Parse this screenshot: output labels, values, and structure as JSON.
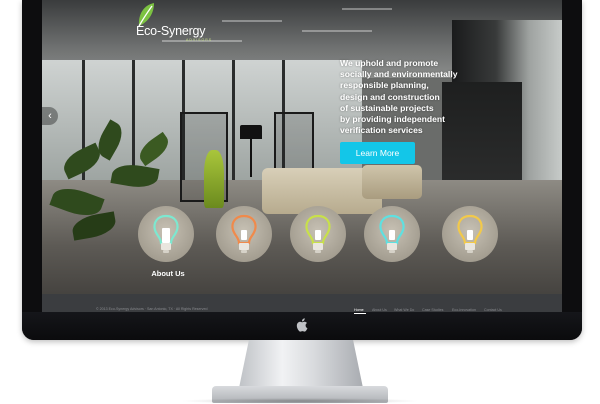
{
  "site": {
    "brand_name": "Eco-Synergy",
    "brand_tagline": "ADVISORS"
  },
  "hero": {
    "lines": [
      "We uphold and promote",
      "socially and environmentally",
      "responsible planning,",
      "design and construction",
      "of sustainable projects",
      "by providing independent",
      "verification services"
    ],
    "cta_label": "Learn More",
    "prev_arrow": "‹"
  },
  "bulbs": [
    {
      "name": "about-us",
      "label": "About Us",
      "color": "#7de8d0"
    },
    {
      "name": "services",
      "label": "",
      "color": "#f08a4b"
    },
    {
      "name": "team",
      "label": "",
      "color": "#c8e04a"
    },
    {
      "name": "clients",
      "label": "",
      "color": "#5fe0e0"
    },
    {
      "name": "contact",
      "label": "",
      "color": "#f2c94a"
    }
  ],
  "footer": {
    "copyright": "© 2013 Eco-Synergy Advisors · San Antonio, TX · All Rights Reserved",
    "nav": [
      "Home",
      "About Us",
      "What We Do",
      "Case Studies",
      "Eco-Innovation",
      "Contact Us"
    ],
    "active": "Home"
  },
  "colors": {
    "accent": "#13c6e8",
    "footer_bg": "#3b3d40",
    "bezel": "#0d0d0f"
  }
}
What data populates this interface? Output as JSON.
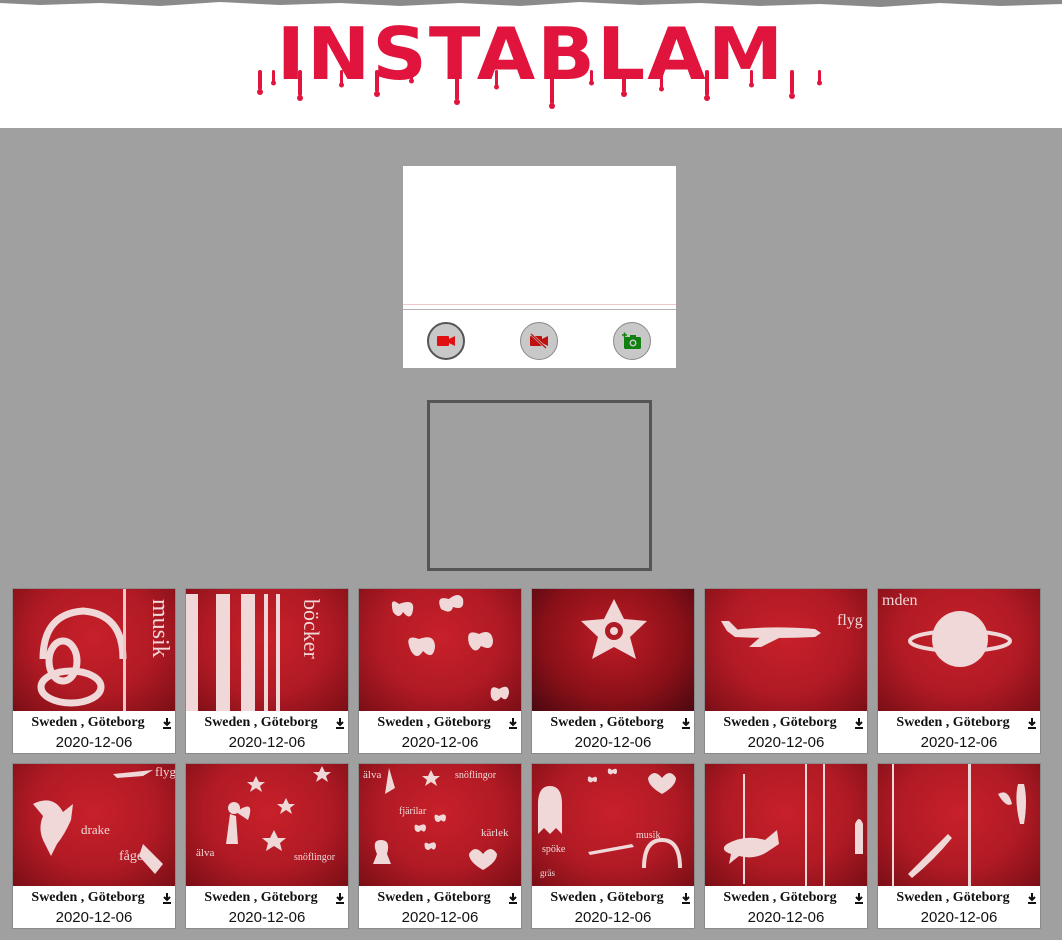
{
  "header": {
    "logo_text": "INSTABLAM",
    "logo_color": "#e0143c"
  },
  "camera": {
    "buttons": [
      {
        "icon": "video-camera-icon",
        "color": "#e01010"
      },
      {
        "icon": "video-off-icon",
        "color": "#c01010"
      },
      {
        "icon": "add-photo-icon",
        "color": "#108010"
      }
    ]
  },
  "gallery": {
    "photos": [
      {
        "location": "Sweden , Göteborg",
        "date": "2020-12-06",
        "subject": "headphones"
      },
      {
        "location": "Sweden , Göteborg",
        "date": "2020-12-06",
        "subject": "books"
      },
      {
        "location": "Sweden , Göteborg",
        "date": "2020-12-06",
        "subject": "butterflies"
      },
      {
        "location": "Sweden , Göteborg",
        "date": "2020-12-06",
        "subject": "snowflake"
      },
      {
        "location": "Sweden , Göteborg",
        "date": "2020-12-06",
        "subject": "airplane"
      },
      {
        "location": "Sweden , Göteborg",
        "date": "2020-12-06",
        "subject": "planet"
      },
      {
        "location": "Sweden , Göteborg",
        "date": "2020-12-06",
        "subject": "dragon"
      },
      {
        "location": "Sweden , Göteborg",
        "date": "2020-12-06",
        "subject": "fairy"
      },
      {
        "location": "Sweden , Göteborg",
        "date": "2020-12-06",
        "subject": "fairy-butterflies"
      },
      {
        "location": "Sweden , Göteborg",
        "date": "2020-12-06",
        "subject": "ghost"
      },
      {
        "location": "Sweden , Göteborg",
        "date": "2020-12-06",
        "subject": "fox"
      },
      {
        "location": "Sweden , Göteborg",
        "date": "2020-12-06",
        "subject": "fern"
      }
    ],
    "photo_texts": {
      "musik": "musik",
      "bocker": "böcker",
      "flyg": "flyg",
      "mden": "mden",
      "drake": "drake",
      "fagel": "fågel",
      "alva": "älva",
      "snofl": "snöflingor",
      "farilar": "fjärilar",
      "karlek": "kärlek",
      "spoke": "spöke",
      "gras": "gräs"
    }
  }
}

——————————

DIRECTIONS FOR THIS TASK
Extract each line holding the string "Synergy".

SOLVED PROBLEM
    "brand_name": "Eco-Synergy",
    "copyright": "© 2013 Eco-Synergy Advisors · San Antonio, TX · All Rights Reserved",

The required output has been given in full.